• EXERCISE: Summarize the comment thread below in two sentences.

-- TEXT PASSAGE follows --



  2. etre,

    adieu to you, boo hoo, you make me cry. you have sadden me by your reply so now I must say good bye. good bye

    etre adieu

  3. You people are hilarious.

    @Former Federal LEO –
    Jill has provided me with her opinion, and nothing more. I can appreciate that she has one, but so does everyone else.

    @Jill –
    I’ve responded to you three times, above. You haven’t dismantled anything, I’m afraid. Nor have I shifted points (other than to address things which you’ve posted) – in fact, I noted in a previous post that this was getting off-topic for this thread, and attempted to return it to an appropriate track. Stating reality isn’t hatemongering, of course not. Posting that people should get past the partisan rhetoric, subsequently adopting partisan rhetoric, making assertions that our President is trashing our Constitution and our country (wonder what your opinion of Bush is), and then failing to support your assertions…

    Regrettably, there is obviously no discussion here.

-- TEXT PASSAGE concluded --
-- EXTRACTED INFORMATION follows --

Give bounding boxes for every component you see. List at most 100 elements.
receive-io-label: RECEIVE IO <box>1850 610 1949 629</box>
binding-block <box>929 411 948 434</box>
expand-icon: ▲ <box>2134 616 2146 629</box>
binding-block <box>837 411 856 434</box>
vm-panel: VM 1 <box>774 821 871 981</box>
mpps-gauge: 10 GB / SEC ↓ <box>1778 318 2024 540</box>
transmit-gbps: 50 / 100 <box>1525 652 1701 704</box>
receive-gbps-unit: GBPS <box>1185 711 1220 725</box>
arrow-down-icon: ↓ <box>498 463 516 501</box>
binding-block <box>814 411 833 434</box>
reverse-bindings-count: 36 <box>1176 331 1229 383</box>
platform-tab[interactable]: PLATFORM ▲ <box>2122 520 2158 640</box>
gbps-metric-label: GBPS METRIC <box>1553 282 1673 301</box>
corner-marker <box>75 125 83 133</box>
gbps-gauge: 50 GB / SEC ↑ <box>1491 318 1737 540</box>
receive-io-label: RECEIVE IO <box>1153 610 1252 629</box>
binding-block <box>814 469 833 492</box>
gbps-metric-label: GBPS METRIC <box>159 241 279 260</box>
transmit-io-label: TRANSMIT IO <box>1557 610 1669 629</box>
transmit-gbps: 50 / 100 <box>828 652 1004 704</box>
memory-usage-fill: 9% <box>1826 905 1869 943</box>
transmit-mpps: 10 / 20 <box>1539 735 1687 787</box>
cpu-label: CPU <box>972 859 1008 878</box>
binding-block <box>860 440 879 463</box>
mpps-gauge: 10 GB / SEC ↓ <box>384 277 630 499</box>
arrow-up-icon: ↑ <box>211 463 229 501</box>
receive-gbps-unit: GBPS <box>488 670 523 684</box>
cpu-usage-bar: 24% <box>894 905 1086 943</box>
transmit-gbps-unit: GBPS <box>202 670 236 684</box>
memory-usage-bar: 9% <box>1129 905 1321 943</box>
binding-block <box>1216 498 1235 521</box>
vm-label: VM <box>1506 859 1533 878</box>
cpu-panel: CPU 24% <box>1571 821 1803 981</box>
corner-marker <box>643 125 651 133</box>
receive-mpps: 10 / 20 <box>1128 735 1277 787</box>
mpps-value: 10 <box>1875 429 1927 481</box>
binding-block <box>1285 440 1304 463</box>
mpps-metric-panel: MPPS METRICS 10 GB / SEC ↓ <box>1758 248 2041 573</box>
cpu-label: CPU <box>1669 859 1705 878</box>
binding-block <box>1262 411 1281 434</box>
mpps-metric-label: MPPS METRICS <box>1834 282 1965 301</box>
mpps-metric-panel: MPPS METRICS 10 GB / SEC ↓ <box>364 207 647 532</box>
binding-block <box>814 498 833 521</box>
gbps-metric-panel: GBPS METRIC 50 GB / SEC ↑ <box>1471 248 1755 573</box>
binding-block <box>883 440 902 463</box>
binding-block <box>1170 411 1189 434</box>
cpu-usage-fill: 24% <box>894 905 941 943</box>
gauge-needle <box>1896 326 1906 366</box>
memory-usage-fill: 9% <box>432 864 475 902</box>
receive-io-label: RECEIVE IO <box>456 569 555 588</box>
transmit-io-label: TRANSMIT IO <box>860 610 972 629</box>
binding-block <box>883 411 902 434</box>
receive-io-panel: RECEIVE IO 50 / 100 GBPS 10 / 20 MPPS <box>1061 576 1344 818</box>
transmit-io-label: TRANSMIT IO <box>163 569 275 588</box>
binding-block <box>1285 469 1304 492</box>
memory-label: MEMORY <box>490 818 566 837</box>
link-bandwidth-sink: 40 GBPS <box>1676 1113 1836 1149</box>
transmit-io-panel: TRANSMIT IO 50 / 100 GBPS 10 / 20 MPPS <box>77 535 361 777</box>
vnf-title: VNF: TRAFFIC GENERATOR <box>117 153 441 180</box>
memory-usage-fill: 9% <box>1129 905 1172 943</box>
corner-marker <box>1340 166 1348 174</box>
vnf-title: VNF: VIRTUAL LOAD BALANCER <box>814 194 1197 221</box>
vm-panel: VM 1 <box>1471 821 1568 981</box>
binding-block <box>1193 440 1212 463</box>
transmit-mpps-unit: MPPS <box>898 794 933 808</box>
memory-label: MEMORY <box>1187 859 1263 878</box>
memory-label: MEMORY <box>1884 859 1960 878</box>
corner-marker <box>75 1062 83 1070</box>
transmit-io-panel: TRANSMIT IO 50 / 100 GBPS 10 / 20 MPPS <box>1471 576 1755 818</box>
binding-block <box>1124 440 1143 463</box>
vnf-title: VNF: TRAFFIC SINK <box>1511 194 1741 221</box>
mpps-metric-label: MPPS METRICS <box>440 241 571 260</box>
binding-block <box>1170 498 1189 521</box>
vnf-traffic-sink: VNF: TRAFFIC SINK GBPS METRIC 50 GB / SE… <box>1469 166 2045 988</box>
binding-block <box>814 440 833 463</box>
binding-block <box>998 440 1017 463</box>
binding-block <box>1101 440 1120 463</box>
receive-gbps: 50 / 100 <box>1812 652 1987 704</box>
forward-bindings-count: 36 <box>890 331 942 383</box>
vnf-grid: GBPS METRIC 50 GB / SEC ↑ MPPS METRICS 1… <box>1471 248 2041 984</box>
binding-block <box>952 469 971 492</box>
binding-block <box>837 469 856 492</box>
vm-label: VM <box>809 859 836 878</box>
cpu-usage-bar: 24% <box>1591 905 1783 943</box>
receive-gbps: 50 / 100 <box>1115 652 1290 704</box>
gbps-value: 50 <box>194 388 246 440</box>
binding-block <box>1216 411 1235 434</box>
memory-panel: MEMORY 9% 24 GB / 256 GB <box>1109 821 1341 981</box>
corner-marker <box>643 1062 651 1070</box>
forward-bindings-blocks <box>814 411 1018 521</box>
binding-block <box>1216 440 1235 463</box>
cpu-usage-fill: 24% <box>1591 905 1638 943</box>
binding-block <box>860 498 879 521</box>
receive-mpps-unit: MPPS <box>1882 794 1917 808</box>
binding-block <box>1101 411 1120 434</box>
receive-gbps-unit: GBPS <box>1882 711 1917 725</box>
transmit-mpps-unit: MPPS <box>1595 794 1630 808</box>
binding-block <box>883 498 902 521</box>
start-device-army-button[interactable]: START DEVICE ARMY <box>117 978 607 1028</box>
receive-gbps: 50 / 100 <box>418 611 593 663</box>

-- EXTRACTED INFORMATION concluded --

• ANSWER AREA: The comment marked "etre" says goodbye, stating that a reply has saddened the writer. The next comment tells Former Federal LEO that Jill has offered only her opinion, tells Jill that she has dismantled nothing and has adopted partisan rhetoric without supporting her assertions, and concludes that there is no discussion here.